### Data shown

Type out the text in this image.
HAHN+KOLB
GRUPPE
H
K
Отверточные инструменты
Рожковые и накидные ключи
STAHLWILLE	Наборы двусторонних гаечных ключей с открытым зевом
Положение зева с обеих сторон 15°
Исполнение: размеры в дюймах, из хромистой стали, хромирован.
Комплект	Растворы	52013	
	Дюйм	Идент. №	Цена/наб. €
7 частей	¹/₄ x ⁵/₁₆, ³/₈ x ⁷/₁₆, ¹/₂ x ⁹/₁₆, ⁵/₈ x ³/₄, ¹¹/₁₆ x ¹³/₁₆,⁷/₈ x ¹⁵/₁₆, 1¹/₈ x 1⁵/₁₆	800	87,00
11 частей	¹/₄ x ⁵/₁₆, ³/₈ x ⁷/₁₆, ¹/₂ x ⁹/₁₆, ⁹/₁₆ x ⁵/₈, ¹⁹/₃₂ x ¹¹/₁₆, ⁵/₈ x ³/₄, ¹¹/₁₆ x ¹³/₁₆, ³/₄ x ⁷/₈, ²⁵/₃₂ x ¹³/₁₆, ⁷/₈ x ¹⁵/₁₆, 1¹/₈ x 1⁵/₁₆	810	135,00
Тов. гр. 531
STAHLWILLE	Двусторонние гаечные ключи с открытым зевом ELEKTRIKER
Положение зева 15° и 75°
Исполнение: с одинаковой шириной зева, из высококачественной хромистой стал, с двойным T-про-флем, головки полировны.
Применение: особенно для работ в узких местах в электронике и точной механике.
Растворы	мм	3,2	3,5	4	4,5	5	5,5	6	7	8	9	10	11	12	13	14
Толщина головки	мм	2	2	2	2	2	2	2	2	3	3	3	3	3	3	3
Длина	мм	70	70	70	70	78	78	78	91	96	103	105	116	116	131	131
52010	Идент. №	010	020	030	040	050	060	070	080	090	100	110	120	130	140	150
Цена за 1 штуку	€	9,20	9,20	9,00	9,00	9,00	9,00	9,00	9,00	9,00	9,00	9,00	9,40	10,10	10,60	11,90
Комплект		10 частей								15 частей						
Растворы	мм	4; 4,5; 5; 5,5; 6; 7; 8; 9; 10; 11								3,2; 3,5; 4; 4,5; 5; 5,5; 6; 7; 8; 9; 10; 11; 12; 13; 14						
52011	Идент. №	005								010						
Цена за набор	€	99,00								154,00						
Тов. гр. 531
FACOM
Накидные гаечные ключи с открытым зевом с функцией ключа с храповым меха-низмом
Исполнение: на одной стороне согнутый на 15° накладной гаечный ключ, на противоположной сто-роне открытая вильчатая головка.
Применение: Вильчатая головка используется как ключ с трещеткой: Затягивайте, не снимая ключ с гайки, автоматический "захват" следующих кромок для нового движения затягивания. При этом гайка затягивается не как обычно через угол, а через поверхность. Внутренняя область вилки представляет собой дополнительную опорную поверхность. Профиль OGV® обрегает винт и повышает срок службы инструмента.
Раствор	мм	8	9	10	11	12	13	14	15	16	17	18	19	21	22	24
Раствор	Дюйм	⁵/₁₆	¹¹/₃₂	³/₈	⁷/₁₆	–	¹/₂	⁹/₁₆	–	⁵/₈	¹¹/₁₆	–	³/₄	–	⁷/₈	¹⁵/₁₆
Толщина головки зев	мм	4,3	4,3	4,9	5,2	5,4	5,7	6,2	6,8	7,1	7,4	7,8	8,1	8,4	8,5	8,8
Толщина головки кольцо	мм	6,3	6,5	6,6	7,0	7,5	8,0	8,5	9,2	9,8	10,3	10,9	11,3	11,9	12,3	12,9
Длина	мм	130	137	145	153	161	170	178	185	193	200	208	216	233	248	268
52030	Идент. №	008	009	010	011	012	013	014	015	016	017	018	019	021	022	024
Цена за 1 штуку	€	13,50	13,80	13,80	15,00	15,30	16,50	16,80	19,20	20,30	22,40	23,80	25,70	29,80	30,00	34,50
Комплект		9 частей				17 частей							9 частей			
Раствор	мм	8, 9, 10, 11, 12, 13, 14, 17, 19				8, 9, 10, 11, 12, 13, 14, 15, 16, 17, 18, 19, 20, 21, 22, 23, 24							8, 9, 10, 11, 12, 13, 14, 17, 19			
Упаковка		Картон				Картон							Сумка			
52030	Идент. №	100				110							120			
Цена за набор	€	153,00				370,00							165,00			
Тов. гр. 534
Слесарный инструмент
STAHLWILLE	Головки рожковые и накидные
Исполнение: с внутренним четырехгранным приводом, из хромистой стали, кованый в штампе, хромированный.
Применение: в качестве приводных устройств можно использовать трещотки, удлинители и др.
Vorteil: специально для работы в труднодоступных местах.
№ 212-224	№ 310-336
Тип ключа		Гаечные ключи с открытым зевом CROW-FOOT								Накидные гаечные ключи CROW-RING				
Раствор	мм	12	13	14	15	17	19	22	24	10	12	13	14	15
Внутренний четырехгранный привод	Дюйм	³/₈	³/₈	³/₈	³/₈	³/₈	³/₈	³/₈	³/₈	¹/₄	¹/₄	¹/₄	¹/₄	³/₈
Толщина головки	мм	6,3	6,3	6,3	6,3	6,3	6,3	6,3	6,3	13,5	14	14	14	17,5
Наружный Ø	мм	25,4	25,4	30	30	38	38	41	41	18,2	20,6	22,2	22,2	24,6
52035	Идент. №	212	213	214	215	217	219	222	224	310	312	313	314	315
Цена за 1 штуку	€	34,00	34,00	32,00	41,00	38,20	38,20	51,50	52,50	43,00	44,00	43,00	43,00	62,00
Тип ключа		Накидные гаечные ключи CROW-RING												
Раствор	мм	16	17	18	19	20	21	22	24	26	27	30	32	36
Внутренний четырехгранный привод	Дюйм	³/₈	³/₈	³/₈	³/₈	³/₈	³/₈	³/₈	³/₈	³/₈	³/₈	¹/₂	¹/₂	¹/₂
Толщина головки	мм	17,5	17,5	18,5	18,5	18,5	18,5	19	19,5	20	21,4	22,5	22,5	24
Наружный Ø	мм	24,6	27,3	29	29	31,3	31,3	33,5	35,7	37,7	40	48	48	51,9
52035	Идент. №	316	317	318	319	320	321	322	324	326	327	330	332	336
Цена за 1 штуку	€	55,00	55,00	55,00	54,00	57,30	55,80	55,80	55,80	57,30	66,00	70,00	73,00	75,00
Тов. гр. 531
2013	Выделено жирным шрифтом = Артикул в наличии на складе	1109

### Goal
Each record must be returned exactly as it is written.

### The solution
Type out the text in this image.
HAHN+KOLB
GRUPPE
H
K
Отверточные инструменты
Рожковые и накидные ключи
STAHLWILLE	Наборы двусторонних гаечных ключей с открытым зевом
Положение зева с обеих сторон 15°
Исполнение: размеры в дюймах, из хромистой стали, хромирован.
Комплект	Растворы	52013	
	Дюйм	Идент. №	Цена/наб. €
7 частей	¹/₄ x ⁵/₁₆, ³/₈ x ⁷/₁₆, ¹/₂ x ⁹/₁₆, ⁵/₈ x ³/₄, ¹¹/₁₆ x ¹³/₁₆,⁷/₈ x ¹⁵/₁₆, 1¹/₈ x 1⁵/₁₆	800	87,00
11 частей	¹/₄ x ⁵/₁₆, ³/₈ x ⁷/₁₆, ¹/₂ x ⁹/₁₆, ⁹/₁₆ x ⁵/₈, ¹⁹/₃₂ x ¹¹/₁₆, ⁵/₈ x ³/₄, ¹¹/₁₆ x ¹³/₁₆, ³/₄ x ⁷/₈, ²⁵/₃₂ x ¹³/₁₆, ⁷/₈ x ¹⁵/₁₆, 1¹/₈ x 1⁵/₁₆	810	135,00
Тов. гр. 531
STAHLWILLE	Двусторонние гаечные ключи с открытым зевом ELEKTRIKER
Положение зева 15° и 75°
Исполнение: с одинаковой шириной зева, из высококачественной хромистой стал, с двойным T-про-флем, головки полировны.
Применение: особенно для работ в узких местах в электронике и точной механике.
Растворы	мм	3,2	3,5	4	4,5	5	5,5	6	7	8	9	10	11	12	13	14
Толщина головки	мм	2	2	2	2	2	2	2	2	3	3	3	3	3	3	3
Длина	мм	70	70	70	70	78	78	78	91	96	103	105	116	116	131	131
52010	Идент. №	010	020	030	040	050	060	070	080	090	100	110	120	130	140	150
Цена за 1 штуку	€	9,20	9,20	9,00	9,00	9,00	9,00	9,00	9,00	9,00	9,00	9,00	9,40	10,10	10,60	11,90
Комплект		10 частей								15 частей						
Растворы	мм	4; 4,5; 5; 5,5; 6; 7; 8; 9; 10; 11								3,2; 3,5; 4; 4,5; 5; 5,5; 6; 7; 8; 9; 10; 11; 12; 13; 14						
52011	Идент. №	005								010						
Цена за набор	€	99,00								154,00						
Тов. гр. 531
FACOM
Накидные гаечные ключи с открытым зевом с функцией ключа с храповым меха-низмом
Исполнение: на одной стороне согнутый на 15° накладной гаечный ключ, на противоположной сто-роне открытая вильчатая головка.
Применение: Вильчатая головка используется как ключ с трещеткой: Затягивайте, не снимая ключ с гайки, автоматический "захват" следующих кромок для нового движения затягивания. При этом гайка затягивается не как обычно через угол, а через поверхность. Внутренняя область вилки представляет собой дополнительную опорную поверхность. Профиль OGV® обрегает винт и повышает срок службы инструмента.
Раствор	мм	8	9	10	11	12	13	14	15	16	17	18	19	21	22	24
Раствор	Дюйм	⁵/₁₆	¹¹/₃₂	³/₈	⁷/₁₆	–	¹/₂	⁹/₁₆	–	⁵/₈	¹¹/₁₆	–	³/₄	–	⁷/₈	¹⁵/₁₆
Толщина головки зев	мм	4,3	4,3	4,9	5,2	5,4	5,7	6,2	6,8	7,1	7,4	7,8	8,1	8,4	8,5	8,8
Толщина головки кольцо	мм	6,3	6,5	6,6	7,0	7,5	8,0	8,5	9,2	9,8	10,3	10,9	11,3	11,9	12,3	12,9
Длина	мм	130	137	145	153	161	170	178	185	193	200	208	216	233	248	268
52030	Идент. №	008	009	010	011	012	013	014	015	016	017	018	019	021	022	024
Цена за 1 штуку	€	13,50	13,80	13,80	15,00	15,30	16,50	16,80	19,20	20,30	22,40	23,80	25,70	29,80	30,00	34,50
Комплект		9 частей				17 частей							9 частей			
Раствор	мм	8, 9, 10, 11, 12, 13, 14, 17, 19				8, 9, 10, 11, 12, 13, 14, 15, 16, 17, 18, 19, 20, 21, 22, 23, 24							8, 9, 10, 11, 12, 13, 14, 17, 19			
Упаковка		Картон				Картон							Сумка			
52030	Идент. №	100				110							120			
Цена за набор	€	153,00				370,00							165,00			
Тов. гр. 534
Слесарный инструмент
STAHLWILLE	Головки рожковые и накидные
Исполнение: с внутренним четырехгранным приводом, из хромистой стали, кованый в штампе, хромированный.
Применение: в качестве приводных устройств можно использовать трещотки, удлинители и др.
Vorteil: специально для работы в труднодоступных местах.
№ 212-224	№ 310-336
Тип ключа		Гаечные ключи с открытым зевом CROW-FOOT								Накидные гаечные ключи CROW-RING				
Раствор	мм	12	13	14	15	17	19	22	24	10	12	13	14	15
Внутренний четырехгранный привод	Дюйм	³/₈	³/₈	³/₈	³/₈	³/₈	³/₈	³/₈	³/₈	¹/₄	¹/₄	¹/₄	¹/₄	³/₈
Толщина головки	мм	6,3	6,3	6,3	6,3	6,3	6,3	6,3	6,3	13,5	14	14	14	17,5
Наружный Ø	мм	25,4	25,4	30	30	38	38	41	41	18,2	20,6	22,2	22,2	24,6
52035	Идент. №	212	213	214	215	217	219	222	224	310	312	313	314	315
Цена за 1 штуку	€	34,00	34,00	32,00	41,00	38,20	38,20	51,50	52,50	43,00	44,00	43,00	43,00	62,00
Тип ключа		Накидные гаечные ключи CROW-RING												
Раствор	мм	16	17	18	19	20	21	22	24	26	27	30	32	36
Внутренний четырехгранный привод	Дюйм	³/₈	³/₈	³/₈	³/₈	³/₈	³/₈	³/₈	³/₈	³/₈	³/₈	¹/₂	¹/₂	¹/₂
Толщина головки	мм	17,5	17,5	18,5	18,5	18,5	18,5	19	19,5	20	21,4	22,5	22,5	24
Наружный Ø	мм	24,6	27,3	29	29	31,3	31,3	33,5	35,7	37,7	40	48	48	51,9
52035	Идент. №	316	317	318	319	320	321	322	324	326	327	330	332	336
Цена за 1 штуку	€	55,00	55,00	55,00	54,00	57,30	55,80	55,80	55,80	57,30	66,00	70,00	73,00	75,00
Тов. гр. 531
2013	Выделено жирным шрифтом = Артикул в наличии на складе	1109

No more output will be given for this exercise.